** What the task requires **
Sift the material for lines containing "knowledge", and return them.

** Data records **
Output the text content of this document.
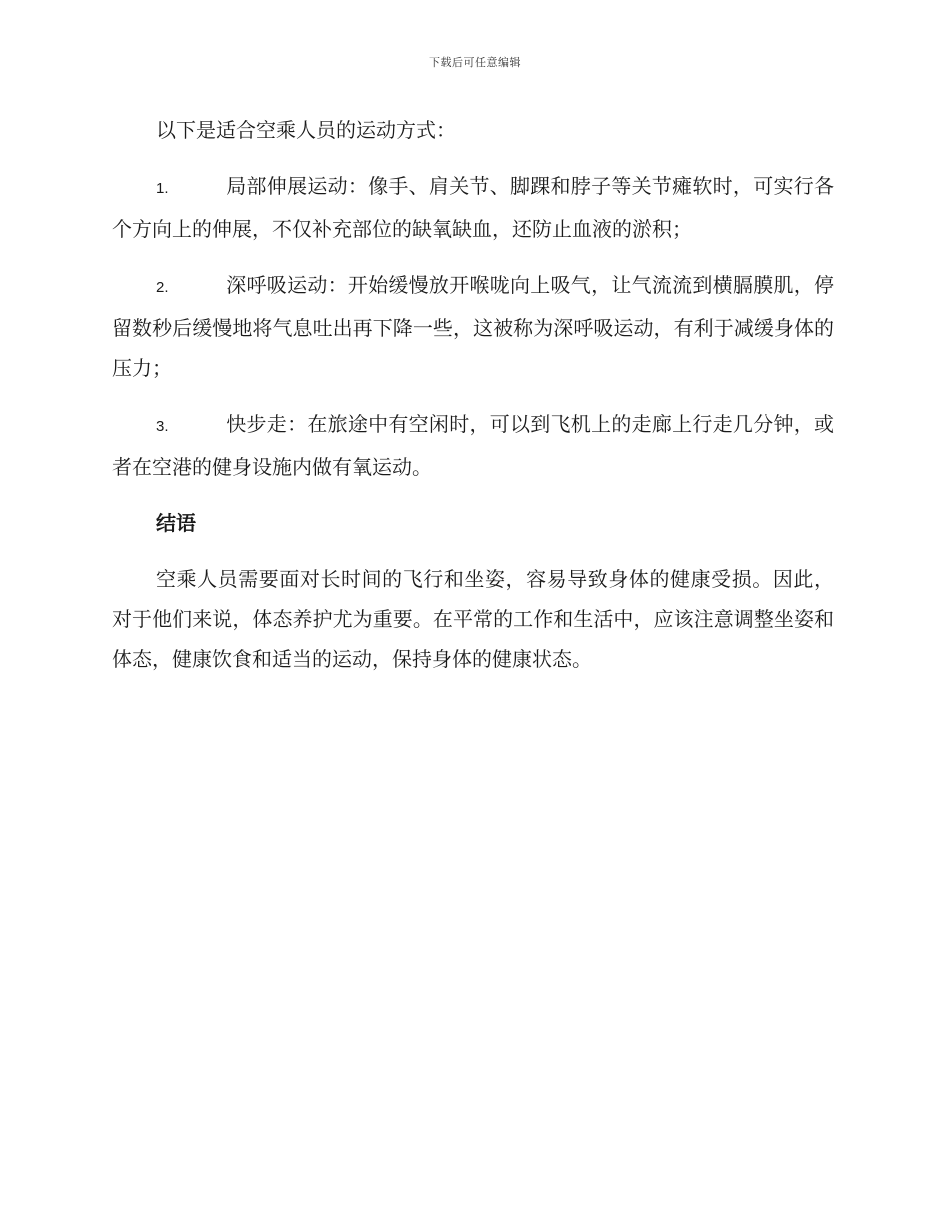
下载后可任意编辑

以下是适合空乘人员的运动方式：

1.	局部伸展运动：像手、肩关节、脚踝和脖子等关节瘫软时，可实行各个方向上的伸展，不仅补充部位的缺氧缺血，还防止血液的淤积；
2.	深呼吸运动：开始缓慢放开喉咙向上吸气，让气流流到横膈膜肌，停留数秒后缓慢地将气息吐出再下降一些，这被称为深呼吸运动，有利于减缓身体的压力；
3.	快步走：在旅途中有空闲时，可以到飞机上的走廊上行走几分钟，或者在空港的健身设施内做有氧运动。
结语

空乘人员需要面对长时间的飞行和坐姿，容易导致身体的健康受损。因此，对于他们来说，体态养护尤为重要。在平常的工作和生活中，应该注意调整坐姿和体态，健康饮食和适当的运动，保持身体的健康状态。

==

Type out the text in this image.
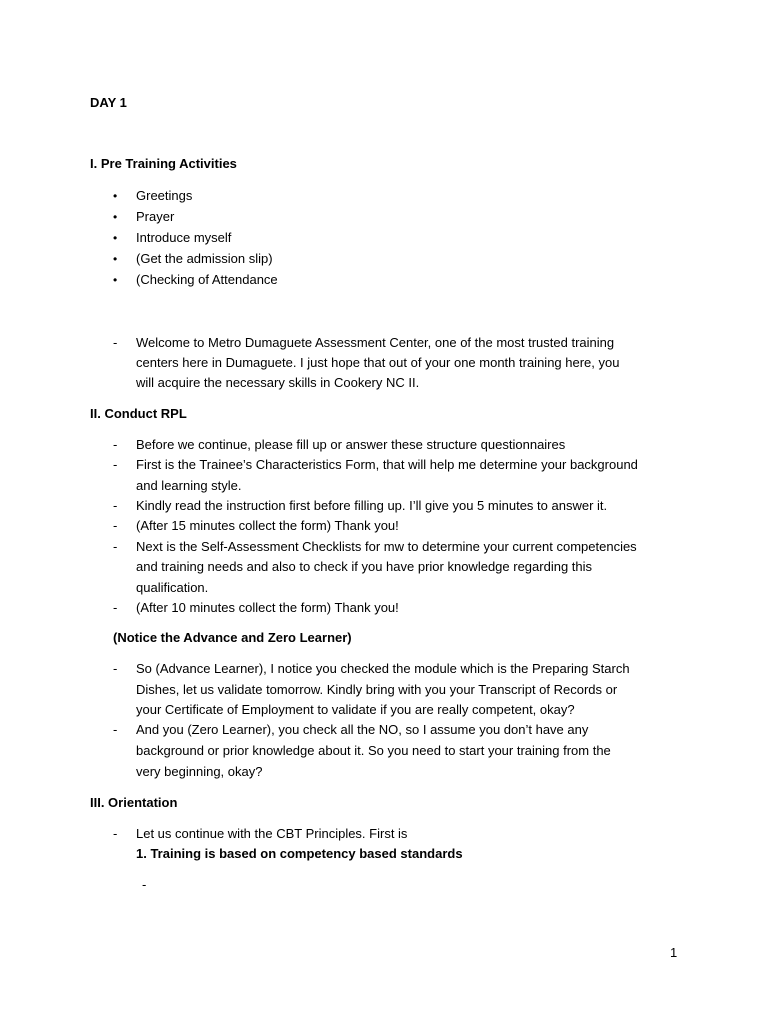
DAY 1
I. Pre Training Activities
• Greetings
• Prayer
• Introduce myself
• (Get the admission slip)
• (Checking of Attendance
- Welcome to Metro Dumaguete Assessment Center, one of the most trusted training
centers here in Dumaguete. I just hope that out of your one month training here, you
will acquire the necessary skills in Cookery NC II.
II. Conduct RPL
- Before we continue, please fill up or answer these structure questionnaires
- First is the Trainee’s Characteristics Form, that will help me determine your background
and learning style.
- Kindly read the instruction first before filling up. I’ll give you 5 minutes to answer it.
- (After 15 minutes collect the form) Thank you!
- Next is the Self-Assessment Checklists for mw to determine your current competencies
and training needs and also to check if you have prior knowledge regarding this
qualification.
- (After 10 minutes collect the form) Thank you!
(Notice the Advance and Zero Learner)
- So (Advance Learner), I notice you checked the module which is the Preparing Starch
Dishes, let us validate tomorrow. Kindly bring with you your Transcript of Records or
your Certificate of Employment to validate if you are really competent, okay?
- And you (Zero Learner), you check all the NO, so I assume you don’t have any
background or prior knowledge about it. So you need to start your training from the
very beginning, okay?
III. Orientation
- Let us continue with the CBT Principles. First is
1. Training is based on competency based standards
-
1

** Task result **
and training needs and also to check if you have prior knowledge regarding this
background or prior knowledge about it. So you need to start your training from the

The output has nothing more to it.